## begin Extracted data
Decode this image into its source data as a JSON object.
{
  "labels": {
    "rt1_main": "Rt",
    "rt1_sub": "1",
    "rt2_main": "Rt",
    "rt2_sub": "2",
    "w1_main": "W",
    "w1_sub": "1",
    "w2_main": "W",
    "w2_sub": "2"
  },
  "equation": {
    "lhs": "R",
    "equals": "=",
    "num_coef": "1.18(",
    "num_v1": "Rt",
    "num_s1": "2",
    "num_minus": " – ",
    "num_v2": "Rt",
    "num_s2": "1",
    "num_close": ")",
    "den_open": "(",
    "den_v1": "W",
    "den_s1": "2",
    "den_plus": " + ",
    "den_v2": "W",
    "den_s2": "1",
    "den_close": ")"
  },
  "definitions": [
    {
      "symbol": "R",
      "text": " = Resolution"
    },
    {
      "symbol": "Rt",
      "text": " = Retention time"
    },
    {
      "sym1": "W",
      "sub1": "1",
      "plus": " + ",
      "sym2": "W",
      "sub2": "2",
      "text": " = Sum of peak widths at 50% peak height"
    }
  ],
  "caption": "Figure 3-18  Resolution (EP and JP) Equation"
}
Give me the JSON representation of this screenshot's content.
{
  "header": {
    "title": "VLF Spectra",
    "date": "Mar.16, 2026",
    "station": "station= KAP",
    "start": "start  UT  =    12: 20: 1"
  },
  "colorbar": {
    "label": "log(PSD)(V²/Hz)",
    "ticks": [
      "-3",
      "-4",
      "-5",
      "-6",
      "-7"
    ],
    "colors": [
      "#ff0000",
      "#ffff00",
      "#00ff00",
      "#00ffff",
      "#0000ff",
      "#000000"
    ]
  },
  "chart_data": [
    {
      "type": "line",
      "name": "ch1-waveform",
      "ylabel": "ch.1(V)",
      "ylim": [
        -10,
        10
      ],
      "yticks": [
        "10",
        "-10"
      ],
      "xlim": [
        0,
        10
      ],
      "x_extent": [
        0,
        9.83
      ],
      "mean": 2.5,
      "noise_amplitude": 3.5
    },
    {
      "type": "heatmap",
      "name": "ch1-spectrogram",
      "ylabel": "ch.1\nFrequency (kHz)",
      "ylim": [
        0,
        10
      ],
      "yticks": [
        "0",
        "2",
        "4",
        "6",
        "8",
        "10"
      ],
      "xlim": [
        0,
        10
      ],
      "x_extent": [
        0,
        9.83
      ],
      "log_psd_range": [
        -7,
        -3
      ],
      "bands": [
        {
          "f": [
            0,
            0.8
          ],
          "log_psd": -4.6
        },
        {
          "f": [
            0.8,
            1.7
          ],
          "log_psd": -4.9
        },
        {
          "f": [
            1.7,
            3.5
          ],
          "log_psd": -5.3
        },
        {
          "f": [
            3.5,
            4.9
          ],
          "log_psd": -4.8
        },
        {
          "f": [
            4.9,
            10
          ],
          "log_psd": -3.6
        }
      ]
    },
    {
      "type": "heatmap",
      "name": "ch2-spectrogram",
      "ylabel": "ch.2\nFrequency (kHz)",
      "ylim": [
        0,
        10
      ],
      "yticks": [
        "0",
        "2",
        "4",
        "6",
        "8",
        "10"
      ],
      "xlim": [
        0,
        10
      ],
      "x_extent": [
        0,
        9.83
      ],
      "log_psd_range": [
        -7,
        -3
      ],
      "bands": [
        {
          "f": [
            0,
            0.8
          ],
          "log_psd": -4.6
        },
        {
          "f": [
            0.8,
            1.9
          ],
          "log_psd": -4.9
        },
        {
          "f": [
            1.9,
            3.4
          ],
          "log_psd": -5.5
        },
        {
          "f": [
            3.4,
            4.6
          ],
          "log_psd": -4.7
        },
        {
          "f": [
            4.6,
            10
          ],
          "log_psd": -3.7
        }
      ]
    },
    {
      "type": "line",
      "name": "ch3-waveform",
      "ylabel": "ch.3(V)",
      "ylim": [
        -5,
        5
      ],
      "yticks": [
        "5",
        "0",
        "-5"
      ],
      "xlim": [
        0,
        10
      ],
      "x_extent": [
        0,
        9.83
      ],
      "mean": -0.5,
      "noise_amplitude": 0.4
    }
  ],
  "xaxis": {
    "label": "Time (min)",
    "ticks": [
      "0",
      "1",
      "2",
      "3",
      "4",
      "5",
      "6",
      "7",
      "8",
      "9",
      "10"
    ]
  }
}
## end Extracted data
## begin Extracted data
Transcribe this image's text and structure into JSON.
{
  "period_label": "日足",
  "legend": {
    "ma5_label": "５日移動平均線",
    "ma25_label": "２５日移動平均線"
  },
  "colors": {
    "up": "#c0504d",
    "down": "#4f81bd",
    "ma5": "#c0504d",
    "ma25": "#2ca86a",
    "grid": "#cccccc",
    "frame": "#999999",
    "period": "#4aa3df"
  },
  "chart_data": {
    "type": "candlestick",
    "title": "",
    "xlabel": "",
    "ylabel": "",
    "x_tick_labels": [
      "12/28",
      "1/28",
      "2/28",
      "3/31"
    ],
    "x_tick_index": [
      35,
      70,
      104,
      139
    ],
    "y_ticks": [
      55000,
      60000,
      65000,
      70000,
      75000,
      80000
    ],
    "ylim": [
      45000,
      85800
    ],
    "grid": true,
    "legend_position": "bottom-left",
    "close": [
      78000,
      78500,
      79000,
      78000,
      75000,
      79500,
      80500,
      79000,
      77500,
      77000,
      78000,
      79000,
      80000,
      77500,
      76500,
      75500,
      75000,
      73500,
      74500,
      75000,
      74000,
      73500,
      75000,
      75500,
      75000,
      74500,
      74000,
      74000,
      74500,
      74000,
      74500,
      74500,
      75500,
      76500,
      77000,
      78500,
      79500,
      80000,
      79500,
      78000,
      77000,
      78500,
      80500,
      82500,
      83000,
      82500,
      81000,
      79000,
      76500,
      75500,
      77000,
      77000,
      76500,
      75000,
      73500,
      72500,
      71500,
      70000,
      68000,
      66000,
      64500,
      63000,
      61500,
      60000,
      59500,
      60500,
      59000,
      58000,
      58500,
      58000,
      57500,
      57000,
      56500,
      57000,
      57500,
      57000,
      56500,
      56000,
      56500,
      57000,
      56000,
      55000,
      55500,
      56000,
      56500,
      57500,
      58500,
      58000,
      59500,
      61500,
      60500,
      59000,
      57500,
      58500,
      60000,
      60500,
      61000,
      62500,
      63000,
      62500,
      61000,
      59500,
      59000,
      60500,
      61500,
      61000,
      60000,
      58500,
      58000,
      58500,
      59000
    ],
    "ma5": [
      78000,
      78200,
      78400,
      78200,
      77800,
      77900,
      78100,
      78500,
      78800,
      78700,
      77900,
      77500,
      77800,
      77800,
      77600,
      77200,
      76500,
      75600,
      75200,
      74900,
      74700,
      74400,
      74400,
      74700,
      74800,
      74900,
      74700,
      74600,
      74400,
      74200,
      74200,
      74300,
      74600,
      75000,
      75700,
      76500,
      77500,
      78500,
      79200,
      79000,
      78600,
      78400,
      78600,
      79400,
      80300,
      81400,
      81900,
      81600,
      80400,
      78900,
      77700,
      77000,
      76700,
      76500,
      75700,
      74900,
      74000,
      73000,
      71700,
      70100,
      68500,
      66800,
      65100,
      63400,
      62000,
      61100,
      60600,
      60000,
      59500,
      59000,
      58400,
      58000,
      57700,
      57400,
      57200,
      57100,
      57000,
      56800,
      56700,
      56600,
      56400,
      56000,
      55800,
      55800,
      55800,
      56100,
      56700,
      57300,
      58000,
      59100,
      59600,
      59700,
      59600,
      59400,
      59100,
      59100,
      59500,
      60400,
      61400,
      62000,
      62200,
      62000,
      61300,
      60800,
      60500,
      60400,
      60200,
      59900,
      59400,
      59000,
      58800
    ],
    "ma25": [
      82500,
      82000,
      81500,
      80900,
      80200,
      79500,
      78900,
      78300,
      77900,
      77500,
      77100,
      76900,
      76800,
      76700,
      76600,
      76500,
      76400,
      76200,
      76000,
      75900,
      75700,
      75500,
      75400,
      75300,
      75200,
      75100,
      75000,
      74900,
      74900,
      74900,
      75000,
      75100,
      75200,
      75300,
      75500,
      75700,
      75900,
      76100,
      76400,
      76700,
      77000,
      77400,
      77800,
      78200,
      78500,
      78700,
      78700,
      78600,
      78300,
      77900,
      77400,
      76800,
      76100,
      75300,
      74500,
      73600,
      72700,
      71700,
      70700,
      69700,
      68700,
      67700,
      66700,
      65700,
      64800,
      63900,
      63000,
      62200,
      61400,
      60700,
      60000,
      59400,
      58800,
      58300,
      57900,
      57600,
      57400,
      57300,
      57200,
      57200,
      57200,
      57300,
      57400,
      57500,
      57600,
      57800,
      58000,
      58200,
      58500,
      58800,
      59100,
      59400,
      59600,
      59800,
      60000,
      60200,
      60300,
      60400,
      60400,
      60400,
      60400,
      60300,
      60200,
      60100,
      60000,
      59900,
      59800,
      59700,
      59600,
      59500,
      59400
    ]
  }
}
## end Extracted data
Copy whichever lines in the listing above contain the word "this".

Decode this image into its source data as a JSON object.
Give me the JSON representation of this screenshot's content.
Transcribe this image's text and structure into JSON.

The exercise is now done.